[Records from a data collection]
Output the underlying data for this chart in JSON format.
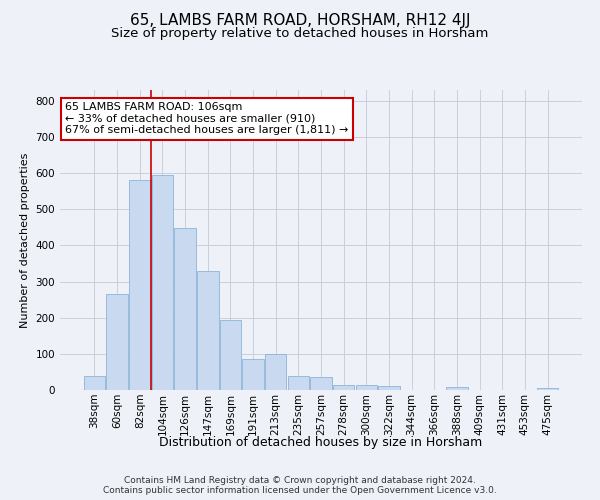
{
  "title": "65, LAMBS FARM ROAD, HORSHAM, RH12 4JJ",
  "subtitle": "Size of property relative to detached houses in Horsham",
  "xlabel": "Distribution of detached houses by size in Horsham",
  "ylabel": "Number of detached properties",
  "footer_line1": "Contains HM Land Registry data © Crown copyright and database right 2024.",
  "footer_line2": "Contains public sector information licensed under the Open Government Licence v3.0.",
  "categories": [
    "38sqm",
    "60sqm",
    "82sqm",
    "104sqm",
    "126sqm",
    "147sqm",
    "169sqm",
    "191sqm",
    "213sqm",
    "235sqm",
    "257sqm",
    "278sqm",
    "300sqm",
    "322sqm",
    "344sqm",
    "366sqm",
    "388sqm",
    "409sqm",
    "431sqm",
    "453sqm",
    "475sqm"
  ],
  "values": [
    40,
    265,
    580,
    595,
    447,
    330,
    195,
    85,
    100,
    40,
    35,
    15,
    15,
    10,
    0,
    0,
    8,
    0,
    0,
    0,
    5
  ],
  "bar_color": "#c9daf0",
  "bar_edge_color": "#8ab4d8",
  "grid_color": "#c8d0dc",
  "annotation_line1": "65 LAMBS FARM ROAD: 106sqm",
  "annotation_line2": "← 33% of detached houses are smaller (910)",
  "annotation_line3": "67% of semi-detached houses are larger (1,811) →",
  "annotation_box_color": "#ffffff",
  "annotation_box_edge_color": "#cc0000",
  "vline_color": "#cc0000",
  "vline_x_index": 2.5,
  "ylim": [
    0,
    830
  ],
  "yticks": [
    0,
    100,
    200,
    300,
    400,
    500,
    600,
    700,
    800
  ],
  "background_color": "#eef2f8",
  "title_fontsize": 11,
  "subtitle_fontsize": 9.5,
  "ylabel_fontsize": 8,
  "xlabel_fontsize": 9,
  "tick_fontsize": 7.5,
  "annotation_fontsize": 8,
  "footer_fontsize": 6.5
}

Requirement: In the entries above, identify each line that includes the string "Contains", then copy it.

Response:
  "footer_line1": "Contains HM Land Registry data © Crown copyright and database right 2024.",
  "footer_line2": "Contains public sector information licensed under the Open Government Licence v3.0.",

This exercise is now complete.